▶ Task prompt
Present every line in which the string "JSON" appears.

▶ Records provided
---*---

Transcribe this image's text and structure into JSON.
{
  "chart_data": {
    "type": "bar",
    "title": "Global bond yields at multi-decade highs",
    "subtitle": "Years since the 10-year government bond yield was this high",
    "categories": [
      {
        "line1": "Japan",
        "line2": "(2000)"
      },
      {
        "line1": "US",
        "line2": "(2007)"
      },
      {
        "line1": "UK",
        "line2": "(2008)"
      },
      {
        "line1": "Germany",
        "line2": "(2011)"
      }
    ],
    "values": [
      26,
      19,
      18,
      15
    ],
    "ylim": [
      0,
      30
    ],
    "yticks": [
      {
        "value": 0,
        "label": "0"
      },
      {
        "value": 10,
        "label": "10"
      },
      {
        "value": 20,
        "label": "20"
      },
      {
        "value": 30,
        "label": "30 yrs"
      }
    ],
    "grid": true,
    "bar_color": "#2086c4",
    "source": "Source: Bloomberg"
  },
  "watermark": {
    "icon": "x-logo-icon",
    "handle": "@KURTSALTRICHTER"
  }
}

---*---

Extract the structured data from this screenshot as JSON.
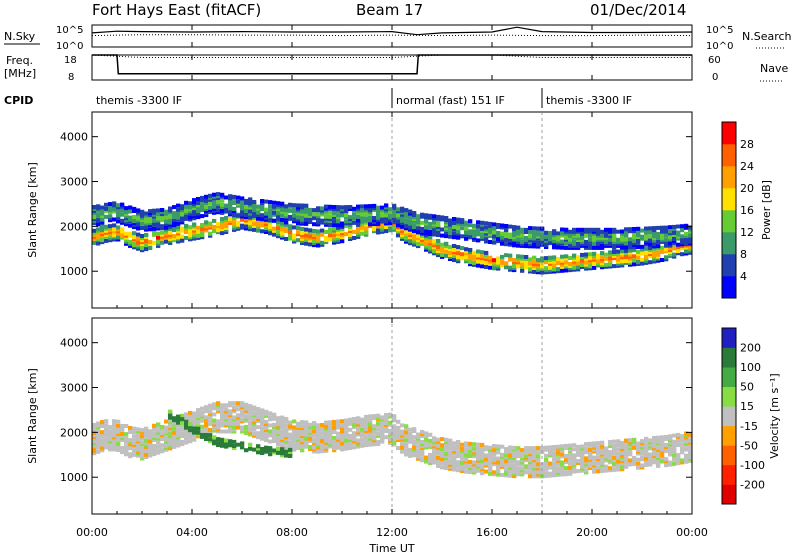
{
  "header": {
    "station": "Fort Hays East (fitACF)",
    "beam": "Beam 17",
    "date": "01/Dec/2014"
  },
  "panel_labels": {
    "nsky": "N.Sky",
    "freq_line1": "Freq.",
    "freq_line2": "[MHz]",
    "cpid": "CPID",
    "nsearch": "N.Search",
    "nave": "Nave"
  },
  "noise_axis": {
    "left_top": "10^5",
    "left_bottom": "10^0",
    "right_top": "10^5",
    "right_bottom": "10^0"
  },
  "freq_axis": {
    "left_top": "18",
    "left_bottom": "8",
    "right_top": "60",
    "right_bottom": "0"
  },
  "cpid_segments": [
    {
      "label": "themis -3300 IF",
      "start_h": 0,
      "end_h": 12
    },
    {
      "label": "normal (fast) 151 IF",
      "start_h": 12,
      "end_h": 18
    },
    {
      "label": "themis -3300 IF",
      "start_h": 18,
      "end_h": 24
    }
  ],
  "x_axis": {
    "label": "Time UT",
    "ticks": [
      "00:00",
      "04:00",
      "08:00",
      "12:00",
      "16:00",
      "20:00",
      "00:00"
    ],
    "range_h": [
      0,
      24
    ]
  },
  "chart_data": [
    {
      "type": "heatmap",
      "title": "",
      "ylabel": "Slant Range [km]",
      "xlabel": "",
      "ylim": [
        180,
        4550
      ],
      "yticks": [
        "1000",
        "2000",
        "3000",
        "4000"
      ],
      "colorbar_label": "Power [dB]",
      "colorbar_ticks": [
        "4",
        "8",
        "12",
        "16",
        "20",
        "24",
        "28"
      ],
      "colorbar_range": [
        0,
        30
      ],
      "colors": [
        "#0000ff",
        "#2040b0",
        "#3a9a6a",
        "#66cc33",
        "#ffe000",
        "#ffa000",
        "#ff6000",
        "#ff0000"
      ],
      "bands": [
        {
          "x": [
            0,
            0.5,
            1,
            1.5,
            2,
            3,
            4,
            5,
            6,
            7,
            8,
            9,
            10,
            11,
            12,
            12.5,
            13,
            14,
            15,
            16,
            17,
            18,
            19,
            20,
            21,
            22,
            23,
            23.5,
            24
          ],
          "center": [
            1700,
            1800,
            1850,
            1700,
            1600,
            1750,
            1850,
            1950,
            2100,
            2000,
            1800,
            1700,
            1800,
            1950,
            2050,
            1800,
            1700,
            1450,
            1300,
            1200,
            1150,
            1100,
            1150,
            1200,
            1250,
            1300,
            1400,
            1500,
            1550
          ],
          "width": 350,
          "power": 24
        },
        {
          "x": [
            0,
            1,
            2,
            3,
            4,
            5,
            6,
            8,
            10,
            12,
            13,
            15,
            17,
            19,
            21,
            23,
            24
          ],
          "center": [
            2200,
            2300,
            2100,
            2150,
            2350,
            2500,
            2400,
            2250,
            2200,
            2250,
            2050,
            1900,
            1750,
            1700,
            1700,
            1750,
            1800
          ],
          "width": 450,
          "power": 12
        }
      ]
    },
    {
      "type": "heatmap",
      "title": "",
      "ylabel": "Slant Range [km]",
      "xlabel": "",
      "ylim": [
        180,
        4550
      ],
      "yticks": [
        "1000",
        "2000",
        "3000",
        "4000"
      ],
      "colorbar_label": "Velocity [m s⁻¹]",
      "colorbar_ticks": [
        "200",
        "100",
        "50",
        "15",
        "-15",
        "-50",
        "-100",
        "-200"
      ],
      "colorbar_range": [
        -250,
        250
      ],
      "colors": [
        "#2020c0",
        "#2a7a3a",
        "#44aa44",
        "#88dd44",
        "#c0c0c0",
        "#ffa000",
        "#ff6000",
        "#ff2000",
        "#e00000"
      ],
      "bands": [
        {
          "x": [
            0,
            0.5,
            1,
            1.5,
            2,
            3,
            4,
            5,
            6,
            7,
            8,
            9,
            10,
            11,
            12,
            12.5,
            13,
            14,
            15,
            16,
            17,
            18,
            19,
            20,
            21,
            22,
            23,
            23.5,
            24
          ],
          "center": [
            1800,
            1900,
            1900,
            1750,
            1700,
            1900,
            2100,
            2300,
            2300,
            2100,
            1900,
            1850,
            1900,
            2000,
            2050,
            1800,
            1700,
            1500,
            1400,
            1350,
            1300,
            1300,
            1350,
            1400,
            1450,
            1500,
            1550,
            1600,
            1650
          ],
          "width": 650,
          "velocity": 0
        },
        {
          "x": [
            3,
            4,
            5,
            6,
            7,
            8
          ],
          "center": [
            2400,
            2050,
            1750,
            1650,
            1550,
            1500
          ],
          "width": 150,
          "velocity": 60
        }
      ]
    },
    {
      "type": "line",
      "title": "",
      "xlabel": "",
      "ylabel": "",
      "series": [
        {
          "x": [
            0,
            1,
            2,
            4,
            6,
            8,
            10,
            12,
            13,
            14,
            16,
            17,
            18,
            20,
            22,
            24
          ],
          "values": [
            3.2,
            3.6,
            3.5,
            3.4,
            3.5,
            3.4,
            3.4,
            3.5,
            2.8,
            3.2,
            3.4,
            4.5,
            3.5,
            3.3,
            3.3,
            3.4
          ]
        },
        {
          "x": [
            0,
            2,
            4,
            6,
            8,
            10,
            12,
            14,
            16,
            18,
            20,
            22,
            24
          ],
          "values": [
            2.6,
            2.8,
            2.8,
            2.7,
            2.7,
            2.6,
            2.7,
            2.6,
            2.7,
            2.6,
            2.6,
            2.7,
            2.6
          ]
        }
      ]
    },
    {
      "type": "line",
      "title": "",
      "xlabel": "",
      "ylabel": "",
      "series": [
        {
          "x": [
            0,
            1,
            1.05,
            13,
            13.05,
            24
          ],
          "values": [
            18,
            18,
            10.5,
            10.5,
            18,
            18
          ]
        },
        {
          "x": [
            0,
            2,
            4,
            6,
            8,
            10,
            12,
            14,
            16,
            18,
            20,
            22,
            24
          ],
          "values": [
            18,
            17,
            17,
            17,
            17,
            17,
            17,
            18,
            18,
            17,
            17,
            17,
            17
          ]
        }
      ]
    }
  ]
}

---*---

▶ Task solution
Transcribe this image's text and structure into JSON.
Extract the structured data from this screenshot as JSON.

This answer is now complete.